— start of Material shown —

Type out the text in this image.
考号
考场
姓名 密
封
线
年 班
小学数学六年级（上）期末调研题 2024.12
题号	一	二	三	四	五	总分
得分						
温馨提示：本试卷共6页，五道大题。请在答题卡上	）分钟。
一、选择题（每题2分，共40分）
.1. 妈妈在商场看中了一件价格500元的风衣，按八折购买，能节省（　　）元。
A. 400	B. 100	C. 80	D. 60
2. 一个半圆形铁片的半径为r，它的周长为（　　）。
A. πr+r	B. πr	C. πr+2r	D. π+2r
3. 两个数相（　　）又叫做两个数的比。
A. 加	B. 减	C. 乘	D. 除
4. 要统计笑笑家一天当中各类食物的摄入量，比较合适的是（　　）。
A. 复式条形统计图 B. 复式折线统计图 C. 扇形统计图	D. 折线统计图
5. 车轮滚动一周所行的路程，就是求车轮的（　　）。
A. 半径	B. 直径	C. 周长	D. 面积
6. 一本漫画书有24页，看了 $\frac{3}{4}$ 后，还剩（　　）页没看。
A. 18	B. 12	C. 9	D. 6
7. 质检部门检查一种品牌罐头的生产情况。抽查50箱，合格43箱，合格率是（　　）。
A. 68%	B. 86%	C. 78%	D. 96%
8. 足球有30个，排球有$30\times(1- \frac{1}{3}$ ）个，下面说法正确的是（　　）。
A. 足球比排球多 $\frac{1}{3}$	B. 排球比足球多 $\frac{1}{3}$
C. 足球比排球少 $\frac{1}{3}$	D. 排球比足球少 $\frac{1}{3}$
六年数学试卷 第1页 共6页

— end of Material shown —

Task statement - Repeat each record exactly. Omit nothing.

Complete response -
Type out the text in this image.
考号
考场
姓名 密
封
线
年 班
小学数学六年级（上）期末调研题 2024.12
题号	一	二	三	四	五	总分
得分						
温馨提示：本试卷共6页，五道大题。请在答题卡上	）分钟。
一、选择题（每题2分，共40分）
.1. 妈妈在商场看中了一件价格500元的风衣，按八折购买，能节省（　　）元。
A. 400	B. 100	C. 80	D. 60
2. 一个半圆形铁片的半径为r，它的周长为（　　）。
A. πr+r	B. πr	C. πr+2r	D. π+2r
3. 两个数相（　　）又叫做两个数的比。
A. 加	B. 减	C. 乘	D. 除
4. 要统计笑笑家一天当中各类食物的摄入量，比较合适的是（　　）。
A. 复式条形统计图 B. 复式折线统计图 C. 扇形统计图	D. 折线统计图
5. 车轮滚动一周所行的路程，就是求车轮的（　　）。
A. 半径	B. 直径	C. 周长	D. 面积
6. 一本漫画书有24页，看了 $\frac{3}{4}$ 后，还剩（　　）页没看。
A. 18	B. 12	C. 9	D. 6
7. 质检部门检查一种品牌罐头的生产情况。抽查50箱，合格43箱，合格率是（　　）。
A. 68%	B. 86%	C. 78%	D. 96%
8. 足球有30个，排球有$30\times(1- \frac{1}{3}$ ）个，下面说法正确的是（　　）。
A. 足球比排球多 $\frac{1}{3}$	B. 排球比足球多 $\frac{1}{3}$
C. 足球比排球少 $\frac{1}{3}$	D. 排球比足球少 $\frac{1}{3}$
六年数学试卷 第1页 共6页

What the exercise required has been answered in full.